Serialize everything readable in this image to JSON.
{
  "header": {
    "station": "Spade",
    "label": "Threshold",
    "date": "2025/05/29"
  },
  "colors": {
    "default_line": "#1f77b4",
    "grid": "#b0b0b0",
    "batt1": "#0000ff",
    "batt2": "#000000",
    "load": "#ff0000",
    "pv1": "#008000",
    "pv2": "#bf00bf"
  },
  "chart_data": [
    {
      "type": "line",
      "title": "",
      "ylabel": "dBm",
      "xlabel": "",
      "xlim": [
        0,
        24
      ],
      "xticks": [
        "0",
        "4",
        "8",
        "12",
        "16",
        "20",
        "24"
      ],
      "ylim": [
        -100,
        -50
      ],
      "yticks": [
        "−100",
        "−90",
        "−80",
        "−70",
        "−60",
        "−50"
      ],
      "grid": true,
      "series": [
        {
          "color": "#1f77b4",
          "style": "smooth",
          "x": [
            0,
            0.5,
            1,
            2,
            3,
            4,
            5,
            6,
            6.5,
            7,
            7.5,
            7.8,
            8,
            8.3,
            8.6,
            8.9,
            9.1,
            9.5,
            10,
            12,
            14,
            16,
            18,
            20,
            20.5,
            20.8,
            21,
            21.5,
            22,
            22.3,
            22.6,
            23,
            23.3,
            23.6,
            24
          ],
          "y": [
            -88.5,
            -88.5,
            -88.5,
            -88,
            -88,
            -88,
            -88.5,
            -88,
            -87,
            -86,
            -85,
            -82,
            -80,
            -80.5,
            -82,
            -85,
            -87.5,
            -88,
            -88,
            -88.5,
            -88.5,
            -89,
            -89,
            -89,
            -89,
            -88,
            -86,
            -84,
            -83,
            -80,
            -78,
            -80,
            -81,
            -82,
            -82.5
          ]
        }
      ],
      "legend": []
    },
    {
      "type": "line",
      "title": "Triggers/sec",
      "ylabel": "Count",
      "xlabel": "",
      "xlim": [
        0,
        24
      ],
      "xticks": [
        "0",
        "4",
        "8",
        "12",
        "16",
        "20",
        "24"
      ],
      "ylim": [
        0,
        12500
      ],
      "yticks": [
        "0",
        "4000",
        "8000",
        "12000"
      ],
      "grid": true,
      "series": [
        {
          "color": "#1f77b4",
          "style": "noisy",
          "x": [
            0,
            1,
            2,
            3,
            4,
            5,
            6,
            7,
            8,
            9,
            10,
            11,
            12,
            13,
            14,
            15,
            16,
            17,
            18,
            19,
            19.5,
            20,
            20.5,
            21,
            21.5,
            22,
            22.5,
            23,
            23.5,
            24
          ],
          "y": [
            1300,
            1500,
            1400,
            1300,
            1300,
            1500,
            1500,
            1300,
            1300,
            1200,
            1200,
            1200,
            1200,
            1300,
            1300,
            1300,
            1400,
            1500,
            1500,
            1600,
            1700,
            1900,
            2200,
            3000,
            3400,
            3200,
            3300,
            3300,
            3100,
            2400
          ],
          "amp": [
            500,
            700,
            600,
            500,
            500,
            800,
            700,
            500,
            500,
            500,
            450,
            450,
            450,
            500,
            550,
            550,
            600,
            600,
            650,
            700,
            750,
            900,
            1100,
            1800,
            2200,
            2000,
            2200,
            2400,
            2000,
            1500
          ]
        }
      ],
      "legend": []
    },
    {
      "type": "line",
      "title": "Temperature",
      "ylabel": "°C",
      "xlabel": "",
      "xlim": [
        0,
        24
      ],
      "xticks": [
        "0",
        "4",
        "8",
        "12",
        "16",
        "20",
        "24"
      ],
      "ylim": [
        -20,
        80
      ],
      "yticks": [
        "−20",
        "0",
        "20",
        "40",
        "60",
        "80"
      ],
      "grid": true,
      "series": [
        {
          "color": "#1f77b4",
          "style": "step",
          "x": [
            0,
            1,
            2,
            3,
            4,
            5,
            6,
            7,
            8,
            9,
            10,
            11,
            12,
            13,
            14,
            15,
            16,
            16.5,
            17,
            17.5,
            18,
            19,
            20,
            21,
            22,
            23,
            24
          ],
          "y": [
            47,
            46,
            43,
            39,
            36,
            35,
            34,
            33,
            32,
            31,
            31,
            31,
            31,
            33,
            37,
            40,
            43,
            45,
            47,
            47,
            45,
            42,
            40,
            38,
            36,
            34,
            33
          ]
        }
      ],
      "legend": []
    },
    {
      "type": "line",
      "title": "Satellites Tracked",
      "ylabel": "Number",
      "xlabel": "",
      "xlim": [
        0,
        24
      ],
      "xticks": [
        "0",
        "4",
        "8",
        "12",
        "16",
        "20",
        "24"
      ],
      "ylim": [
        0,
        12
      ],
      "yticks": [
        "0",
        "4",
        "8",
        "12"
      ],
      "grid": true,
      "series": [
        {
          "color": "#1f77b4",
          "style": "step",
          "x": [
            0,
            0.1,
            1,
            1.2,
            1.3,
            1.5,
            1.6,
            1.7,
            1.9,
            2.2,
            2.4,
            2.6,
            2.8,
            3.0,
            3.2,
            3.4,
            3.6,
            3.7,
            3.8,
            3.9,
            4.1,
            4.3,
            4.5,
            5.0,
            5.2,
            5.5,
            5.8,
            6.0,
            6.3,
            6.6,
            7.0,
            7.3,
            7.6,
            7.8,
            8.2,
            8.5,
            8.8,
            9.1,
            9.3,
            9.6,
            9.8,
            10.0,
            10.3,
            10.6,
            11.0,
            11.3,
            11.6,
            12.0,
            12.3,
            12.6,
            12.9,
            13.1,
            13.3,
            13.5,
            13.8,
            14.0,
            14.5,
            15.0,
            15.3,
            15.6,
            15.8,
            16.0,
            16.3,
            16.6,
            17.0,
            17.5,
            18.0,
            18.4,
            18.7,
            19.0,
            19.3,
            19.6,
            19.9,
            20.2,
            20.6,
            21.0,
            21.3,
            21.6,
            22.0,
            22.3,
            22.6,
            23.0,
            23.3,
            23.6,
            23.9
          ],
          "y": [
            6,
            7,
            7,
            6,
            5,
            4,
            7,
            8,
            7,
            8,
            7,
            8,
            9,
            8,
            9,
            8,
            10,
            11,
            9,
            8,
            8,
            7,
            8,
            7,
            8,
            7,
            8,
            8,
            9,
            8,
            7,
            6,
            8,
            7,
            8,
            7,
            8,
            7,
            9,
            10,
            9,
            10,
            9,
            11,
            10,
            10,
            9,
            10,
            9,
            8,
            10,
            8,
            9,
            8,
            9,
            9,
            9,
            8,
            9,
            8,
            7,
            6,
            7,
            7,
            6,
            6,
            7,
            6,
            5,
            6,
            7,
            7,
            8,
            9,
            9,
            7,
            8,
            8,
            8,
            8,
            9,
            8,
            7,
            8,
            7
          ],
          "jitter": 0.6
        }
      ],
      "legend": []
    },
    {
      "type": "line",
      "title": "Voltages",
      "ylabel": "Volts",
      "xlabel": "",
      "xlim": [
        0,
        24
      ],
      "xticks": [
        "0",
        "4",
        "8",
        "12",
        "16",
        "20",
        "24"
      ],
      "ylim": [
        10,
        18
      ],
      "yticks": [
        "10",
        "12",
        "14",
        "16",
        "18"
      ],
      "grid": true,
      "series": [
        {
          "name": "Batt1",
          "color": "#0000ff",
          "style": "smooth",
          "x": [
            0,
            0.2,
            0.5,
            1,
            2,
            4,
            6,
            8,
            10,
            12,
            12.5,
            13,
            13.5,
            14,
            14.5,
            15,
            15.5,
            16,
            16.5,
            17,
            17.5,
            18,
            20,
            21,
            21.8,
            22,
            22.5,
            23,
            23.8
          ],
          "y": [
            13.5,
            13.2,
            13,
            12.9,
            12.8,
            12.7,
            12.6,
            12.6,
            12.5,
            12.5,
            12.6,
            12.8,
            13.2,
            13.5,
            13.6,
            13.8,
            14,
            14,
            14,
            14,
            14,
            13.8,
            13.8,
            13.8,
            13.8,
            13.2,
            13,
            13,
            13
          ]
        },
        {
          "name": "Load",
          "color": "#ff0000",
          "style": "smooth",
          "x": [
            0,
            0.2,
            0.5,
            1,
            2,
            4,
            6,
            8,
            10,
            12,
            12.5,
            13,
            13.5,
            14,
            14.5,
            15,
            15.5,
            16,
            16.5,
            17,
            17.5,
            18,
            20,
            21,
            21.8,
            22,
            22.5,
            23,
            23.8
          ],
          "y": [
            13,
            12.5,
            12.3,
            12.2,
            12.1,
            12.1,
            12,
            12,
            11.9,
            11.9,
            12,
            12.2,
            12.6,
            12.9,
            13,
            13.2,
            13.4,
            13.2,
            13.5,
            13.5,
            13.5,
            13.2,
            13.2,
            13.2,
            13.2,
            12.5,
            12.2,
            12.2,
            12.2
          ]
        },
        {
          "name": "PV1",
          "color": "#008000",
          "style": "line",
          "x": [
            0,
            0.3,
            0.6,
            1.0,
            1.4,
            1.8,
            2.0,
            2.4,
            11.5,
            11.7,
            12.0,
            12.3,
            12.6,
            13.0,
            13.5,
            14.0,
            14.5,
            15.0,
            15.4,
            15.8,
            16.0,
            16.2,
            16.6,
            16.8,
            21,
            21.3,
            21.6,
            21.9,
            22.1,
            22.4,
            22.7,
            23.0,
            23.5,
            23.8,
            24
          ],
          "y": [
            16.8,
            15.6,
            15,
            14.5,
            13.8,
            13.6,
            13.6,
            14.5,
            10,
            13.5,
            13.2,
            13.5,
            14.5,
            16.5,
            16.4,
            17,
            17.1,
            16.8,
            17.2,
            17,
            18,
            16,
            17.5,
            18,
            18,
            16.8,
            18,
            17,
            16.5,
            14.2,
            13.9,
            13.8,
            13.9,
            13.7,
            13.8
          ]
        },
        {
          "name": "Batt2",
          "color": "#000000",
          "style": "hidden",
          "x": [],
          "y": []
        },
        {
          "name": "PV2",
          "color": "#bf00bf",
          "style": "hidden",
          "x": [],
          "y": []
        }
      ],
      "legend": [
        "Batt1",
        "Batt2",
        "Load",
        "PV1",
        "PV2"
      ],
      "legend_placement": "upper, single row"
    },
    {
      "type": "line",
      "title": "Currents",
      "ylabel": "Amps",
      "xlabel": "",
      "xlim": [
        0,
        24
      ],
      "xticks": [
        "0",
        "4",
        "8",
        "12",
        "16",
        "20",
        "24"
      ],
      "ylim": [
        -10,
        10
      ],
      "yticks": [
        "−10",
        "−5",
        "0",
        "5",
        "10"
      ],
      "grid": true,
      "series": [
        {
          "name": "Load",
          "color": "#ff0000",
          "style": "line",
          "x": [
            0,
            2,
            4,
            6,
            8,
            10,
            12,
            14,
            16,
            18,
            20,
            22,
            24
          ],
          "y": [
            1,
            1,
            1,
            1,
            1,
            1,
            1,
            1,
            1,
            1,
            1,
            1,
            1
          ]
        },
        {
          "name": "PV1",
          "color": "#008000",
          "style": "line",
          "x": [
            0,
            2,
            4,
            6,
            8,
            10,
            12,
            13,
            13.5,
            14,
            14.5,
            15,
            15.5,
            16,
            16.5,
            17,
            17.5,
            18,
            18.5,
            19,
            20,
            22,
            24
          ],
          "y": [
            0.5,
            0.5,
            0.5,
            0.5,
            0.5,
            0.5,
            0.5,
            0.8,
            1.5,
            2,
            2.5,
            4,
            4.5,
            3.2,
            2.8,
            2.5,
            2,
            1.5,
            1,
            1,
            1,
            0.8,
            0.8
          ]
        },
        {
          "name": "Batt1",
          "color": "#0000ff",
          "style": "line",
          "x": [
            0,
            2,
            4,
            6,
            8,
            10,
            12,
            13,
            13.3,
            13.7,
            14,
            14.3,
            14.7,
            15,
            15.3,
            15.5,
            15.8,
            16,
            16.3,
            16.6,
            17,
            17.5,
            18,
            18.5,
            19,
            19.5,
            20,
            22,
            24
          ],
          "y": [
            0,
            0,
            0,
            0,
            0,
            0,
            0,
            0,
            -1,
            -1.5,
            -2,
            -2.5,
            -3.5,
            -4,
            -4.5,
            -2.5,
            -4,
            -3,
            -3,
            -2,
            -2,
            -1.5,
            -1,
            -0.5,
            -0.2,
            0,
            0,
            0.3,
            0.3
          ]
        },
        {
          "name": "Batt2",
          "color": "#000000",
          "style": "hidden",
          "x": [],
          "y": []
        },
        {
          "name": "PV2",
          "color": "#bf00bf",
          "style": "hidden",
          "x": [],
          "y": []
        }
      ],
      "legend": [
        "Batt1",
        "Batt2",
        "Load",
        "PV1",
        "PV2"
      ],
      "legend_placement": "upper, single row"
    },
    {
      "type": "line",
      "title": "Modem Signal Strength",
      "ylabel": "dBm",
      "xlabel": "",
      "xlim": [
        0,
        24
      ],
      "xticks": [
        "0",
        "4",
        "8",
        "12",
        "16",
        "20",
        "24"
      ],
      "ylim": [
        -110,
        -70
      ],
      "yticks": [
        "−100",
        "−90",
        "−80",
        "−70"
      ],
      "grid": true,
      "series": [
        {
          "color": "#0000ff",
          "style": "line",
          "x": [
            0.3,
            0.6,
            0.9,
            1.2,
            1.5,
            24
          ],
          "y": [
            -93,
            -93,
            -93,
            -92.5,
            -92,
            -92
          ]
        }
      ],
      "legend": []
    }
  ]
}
━━━
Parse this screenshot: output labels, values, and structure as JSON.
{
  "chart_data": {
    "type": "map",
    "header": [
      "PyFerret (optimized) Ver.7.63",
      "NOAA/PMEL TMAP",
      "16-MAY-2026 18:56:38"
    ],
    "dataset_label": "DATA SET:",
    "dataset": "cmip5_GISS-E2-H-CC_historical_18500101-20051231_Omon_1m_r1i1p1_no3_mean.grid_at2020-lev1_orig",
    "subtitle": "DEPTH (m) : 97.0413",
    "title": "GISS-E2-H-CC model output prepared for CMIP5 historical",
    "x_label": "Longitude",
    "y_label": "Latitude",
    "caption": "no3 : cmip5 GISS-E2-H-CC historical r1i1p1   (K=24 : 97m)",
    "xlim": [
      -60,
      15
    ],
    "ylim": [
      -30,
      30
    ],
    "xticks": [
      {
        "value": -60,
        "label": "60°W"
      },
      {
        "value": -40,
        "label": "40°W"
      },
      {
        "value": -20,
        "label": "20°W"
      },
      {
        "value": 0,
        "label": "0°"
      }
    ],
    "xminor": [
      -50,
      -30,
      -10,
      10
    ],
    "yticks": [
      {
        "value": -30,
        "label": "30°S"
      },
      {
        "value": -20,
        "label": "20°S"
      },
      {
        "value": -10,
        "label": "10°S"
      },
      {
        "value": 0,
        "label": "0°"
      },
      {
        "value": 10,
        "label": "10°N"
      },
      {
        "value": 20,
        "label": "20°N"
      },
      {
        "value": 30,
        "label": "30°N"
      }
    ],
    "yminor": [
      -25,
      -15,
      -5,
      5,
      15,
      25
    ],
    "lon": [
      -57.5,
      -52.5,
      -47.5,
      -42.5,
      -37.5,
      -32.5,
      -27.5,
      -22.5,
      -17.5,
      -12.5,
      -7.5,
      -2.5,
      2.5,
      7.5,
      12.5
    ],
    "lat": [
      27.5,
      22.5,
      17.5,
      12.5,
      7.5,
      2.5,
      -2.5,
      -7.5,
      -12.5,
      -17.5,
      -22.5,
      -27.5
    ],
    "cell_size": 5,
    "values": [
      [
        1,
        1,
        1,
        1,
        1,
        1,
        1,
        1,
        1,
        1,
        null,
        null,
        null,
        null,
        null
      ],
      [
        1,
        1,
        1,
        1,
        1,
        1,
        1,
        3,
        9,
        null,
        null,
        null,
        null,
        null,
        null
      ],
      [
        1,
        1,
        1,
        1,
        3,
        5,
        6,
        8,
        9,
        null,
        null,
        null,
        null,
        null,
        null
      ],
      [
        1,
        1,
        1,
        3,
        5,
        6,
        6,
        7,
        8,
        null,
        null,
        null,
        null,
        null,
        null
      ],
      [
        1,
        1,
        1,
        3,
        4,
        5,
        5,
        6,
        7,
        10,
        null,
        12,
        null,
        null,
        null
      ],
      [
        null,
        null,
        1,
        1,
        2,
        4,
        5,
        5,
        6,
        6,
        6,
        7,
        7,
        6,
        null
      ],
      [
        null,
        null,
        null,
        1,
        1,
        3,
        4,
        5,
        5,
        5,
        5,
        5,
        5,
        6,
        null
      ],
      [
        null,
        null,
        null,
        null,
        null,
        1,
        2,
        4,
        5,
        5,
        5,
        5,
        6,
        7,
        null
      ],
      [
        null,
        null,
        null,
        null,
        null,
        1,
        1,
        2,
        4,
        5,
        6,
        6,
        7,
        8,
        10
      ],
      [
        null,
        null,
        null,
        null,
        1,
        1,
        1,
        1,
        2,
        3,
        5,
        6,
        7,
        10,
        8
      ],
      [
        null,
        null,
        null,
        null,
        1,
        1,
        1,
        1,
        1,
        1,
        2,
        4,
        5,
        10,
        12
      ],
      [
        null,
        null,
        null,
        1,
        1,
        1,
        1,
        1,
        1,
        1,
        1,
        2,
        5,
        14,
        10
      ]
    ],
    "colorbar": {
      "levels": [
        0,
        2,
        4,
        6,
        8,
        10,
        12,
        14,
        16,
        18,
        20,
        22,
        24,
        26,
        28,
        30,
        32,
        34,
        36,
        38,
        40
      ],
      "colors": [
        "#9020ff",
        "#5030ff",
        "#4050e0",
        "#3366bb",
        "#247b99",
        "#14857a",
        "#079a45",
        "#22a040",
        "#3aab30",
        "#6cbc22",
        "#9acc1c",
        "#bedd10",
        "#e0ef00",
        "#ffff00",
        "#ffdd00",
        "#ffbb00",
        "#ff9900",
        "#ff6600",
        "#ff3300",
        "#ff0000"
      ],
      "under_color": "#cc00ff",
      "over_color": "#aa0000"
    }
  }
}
━━━
WHAT THE EXERCISE ASKS:
Collect, from the material above, every line containing the word "ylabel".

ANSWER TO THIS TASK:
      "ylabel": "dBm",
      "ylabel": "Count",
      "ylabel": "°C",
      "ylabel": "Number",
      "ylabel": "Volts",
      "ylabel": "Amps",
      "ylabel": "dBm",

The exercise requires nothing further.